◆ Goal
Return a copy of every line in the records that includes the word "serà".

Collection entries

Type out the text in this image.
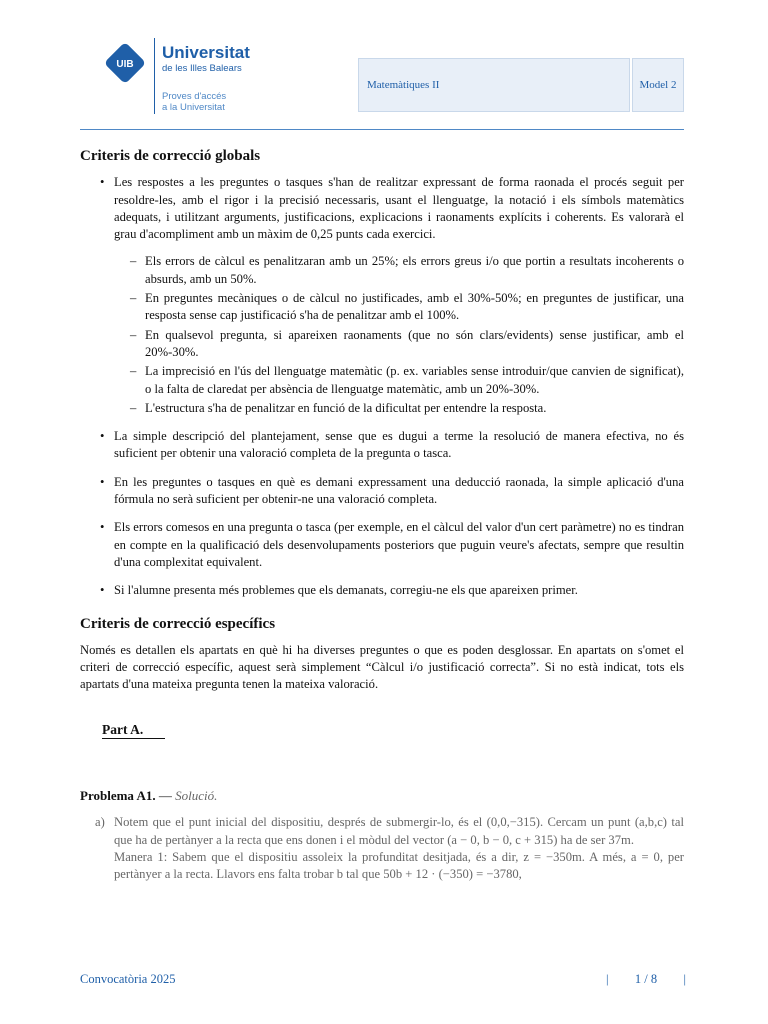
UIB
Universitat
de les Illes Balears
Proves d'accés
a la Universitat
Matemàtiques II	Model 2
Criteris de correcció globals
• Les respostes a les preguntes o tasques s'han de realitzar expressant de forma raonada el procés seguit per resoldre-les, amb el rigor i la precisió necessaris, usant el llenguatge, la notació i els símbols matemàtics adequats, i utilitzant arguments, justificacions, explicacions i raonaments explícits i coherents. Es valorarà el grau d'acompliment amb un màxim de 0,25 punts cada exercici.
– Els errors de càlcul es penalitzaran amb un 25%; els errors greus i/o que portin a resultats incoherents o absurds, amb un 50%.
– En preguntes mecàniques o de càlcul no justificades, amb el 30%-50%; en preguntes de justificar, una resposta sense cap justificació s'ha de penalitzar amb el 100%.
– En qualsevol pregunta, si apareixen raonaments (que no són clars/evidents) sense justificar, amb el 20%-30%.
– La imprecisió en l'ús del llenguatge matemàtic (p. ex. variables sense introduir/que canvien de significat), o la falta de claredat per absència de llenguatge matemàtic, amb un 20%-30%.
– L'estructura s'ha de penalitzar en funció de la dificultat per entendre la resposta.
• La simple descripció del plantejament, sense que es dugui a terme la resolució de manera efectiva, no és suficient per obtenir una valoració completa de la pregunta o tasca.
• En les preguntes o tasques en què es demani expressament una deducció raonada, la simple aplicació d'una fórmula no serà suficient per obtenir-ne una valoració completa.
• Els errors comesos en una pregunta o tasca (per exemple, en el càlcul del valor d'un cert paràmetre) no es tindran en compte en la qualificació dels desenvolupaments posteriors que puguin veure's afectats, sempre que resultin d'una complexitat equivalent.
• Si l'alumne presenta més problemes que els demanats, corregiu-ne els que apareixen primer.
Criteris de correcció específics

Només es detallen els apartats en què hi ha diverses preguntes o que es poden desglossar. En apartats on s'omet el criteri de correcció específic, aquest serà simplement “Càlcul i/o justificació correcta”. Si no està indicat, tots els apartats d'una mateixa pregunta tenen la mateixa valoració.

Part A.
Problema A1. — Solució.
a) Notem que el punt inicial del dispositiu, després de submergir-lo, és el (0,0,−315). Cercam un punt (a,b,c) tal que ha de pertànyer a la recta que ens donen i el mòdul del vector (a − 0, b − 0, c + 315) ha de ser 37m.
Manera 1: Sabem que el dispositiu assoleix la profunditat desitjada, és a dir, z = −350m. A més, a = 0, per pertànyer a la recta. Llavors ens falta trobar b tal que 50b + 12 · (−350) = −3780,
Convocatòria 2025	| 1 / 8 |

◆ Result of this task
• En les preguntes o tasques en què es demani expressament una deducció raonada, la simple aplicació d'una fórmula no serà suficient per obtenir-ne una valoració completa.
Només es detallen els apartats en què hi ha diverses preguntes o que es poden desglossar. En apartats on s'omet el criteri de correcció específic, aquest serà simplement “Càlcul i/o justificació correcta”. Si no està indicat, tots els apartats d'una mateixa pregunta tenen la mateixa valoració.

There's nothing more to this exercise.